───── Records to process

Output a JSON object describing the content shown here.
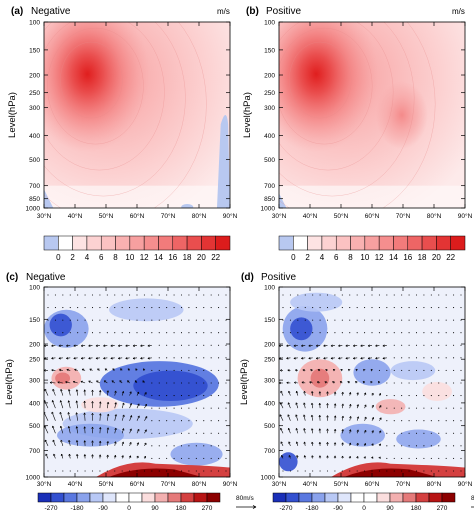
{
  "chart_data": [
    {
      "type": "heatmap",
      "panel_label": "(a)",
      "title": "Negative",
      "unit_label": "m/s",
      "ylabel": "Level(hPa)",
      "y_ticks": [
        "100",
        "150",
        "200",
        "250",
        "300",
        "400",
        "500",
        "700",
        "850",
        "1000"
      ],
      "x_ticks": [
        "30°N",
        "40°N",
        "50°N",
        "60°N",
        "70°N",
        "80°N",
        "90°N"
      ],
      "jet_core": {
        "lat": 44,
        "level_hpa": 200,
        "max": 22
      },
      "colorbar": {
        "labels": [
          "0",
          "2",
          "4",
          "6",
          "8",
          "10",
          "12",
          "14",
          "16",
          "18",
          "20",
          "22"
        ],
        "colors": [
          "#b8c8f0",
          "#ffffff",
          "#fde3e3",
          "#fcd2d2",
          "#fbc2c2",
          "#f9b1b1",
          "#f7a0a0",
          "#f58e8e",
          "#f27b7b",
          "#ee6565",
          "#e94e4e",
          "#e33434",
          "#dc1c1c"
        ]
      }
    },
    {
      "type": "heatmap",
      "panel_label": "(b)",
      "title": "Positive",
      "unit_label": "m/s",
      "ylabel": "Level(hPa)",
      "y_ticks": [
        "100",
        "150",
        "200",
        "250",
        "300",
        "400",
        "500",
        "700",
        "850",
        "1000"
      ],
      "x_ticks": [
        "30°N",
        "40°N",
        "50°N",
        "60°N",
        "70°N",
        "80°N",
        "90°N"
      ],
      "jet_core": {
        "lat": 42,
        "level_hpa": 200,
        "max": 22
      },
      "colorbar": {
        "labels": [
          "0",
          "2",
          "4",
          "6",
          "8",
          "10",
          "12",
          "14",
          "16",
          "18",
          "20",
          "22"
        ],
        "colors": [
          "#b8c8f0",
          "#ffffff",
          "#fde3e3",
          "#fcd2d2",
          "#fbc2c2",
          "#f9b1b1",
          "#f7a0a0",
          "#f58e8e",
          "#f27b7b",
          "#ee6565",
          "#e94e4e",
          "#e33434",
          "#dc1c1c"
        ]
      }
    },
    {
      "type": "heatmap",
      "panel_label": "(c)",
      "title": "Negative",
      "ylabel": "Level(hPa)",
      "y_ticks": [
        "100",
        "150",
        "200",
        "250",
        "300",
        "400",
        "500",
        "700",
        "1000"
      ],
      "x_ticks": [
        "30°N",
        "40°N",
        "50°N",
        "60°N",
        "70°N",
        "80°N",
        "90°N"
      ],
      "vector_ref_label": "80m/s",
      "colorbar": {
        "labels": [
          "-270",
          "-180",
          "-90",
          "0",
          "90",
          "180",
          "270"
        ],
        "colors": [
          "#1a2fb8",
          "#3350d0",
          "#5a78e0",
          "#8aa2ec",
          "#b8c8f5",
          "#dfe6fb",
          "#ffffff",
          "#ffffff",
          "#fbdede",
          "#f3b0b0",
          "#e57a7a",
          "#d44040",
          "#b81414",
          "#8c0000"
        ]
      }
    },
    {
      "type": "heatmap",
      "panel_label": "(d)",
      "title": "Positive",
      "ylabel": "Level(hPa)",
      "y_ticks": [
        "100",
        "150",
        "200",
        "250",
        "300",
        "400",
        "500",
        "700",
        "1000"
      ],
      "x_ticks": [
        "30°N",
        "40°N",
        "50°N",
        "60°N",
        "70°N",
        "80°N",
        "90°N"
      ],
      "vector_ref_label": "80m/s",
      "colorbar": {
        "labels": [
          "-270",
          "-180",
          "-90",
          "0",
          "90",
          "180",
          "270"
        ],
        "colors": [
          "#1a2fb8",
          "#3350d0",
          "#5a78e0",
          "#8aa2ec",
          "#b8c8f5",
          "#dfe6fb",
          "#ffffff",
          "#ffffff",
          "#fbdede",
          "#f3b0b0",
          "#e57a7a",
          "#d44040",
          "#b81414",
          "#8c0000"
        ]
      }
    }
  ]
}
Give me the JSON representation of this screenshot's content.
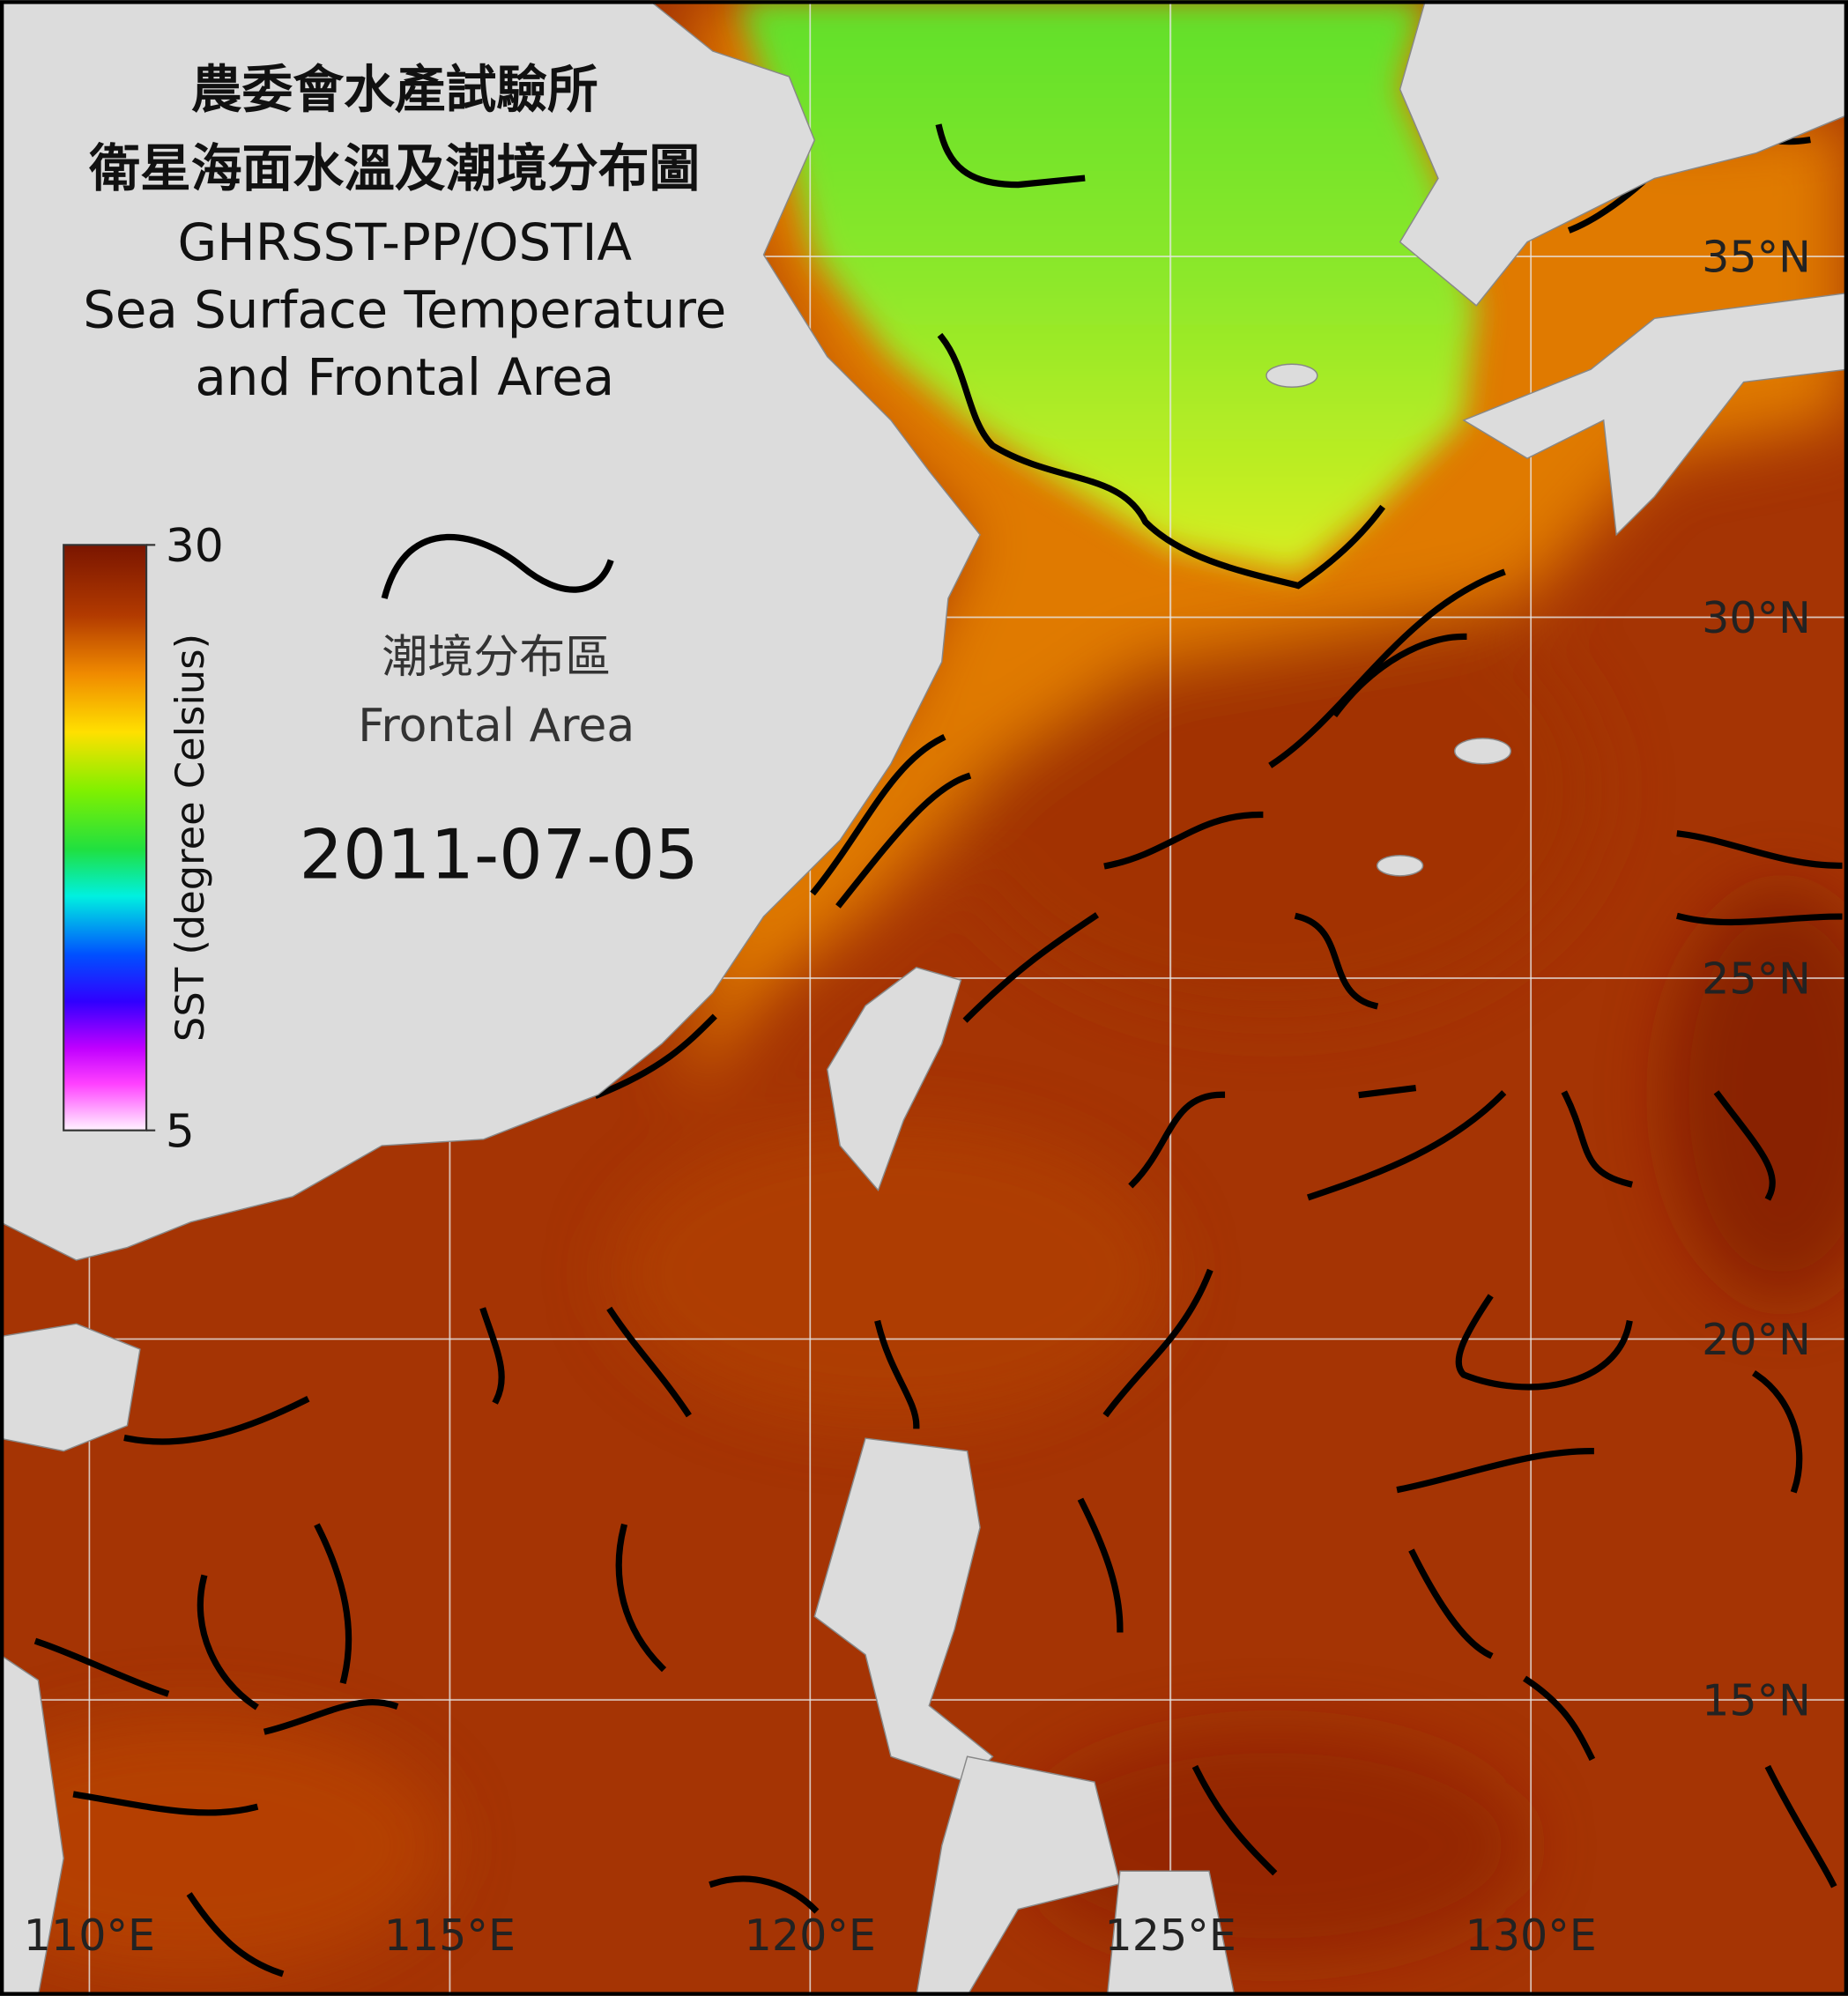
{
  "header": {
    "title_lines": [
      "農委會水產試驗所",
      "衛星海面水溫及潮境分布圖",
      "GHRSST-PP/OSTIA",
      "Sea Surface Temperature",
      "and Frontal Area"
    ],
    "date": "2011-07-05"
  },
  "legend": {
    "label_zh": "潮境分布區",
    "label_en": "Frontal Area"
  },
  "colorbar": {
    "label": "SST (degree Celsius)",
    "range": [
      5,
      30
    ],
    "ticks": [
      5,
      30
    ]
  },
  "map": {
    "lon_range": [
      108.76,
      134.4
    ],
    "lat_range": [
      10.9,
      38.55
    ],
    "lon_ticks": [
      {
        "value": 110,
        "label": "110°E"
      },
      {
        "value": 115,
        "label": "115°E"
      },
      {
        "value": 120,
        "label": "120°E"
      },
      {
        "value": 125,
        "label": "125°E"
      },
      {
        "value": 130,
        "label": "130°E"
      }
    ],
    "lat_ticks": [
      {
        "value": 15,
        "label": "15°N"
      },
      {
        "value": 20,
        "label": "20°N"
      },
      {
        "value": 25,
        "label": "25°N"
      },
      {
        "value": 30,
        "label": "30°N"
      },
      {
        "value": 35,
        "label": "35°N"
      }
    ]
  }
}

──────────
───── Records to process

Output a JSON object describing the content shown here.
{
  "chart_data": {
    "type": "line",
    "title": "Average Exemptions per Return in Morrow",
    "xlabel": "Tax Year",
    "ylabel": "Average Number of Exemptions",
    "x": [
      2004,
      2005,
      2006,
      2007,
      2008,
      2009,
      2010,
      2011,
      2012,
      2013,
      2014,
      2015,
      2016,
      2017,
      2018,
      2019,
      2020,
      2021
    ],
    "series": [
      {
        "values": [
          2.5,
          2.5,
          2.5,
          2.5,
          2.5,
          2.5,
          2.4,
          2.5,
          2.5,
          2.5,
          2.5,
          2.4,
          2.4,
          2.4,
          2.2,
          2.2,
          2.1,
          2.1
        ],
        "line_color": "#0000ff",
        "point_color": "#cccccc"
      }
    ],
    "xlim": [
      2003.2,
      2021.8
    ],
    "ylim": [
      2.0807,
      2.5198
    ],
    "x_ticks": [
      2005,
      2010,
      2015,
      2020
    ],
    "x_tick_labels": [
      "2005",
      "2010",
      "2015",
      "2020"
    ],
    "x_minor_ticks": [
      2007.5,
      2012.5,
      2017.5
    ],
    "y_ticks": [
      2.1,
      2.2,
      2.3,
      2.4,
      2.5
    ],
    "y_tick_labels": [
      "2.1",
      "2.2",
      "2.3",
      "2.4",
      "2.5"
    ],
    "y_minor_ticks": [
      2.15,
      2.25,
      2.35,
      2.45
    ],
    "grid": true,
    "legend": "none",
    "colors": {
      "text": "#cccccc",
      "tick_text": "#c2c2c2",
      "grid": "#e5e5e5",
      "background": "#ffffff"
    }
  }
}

──────────

→ What to do: From the entries above, collect every line with the string "Area" in it.

→ Solution to this problem:
      "and Frontal Area"
    "label_en": "Frontal Area"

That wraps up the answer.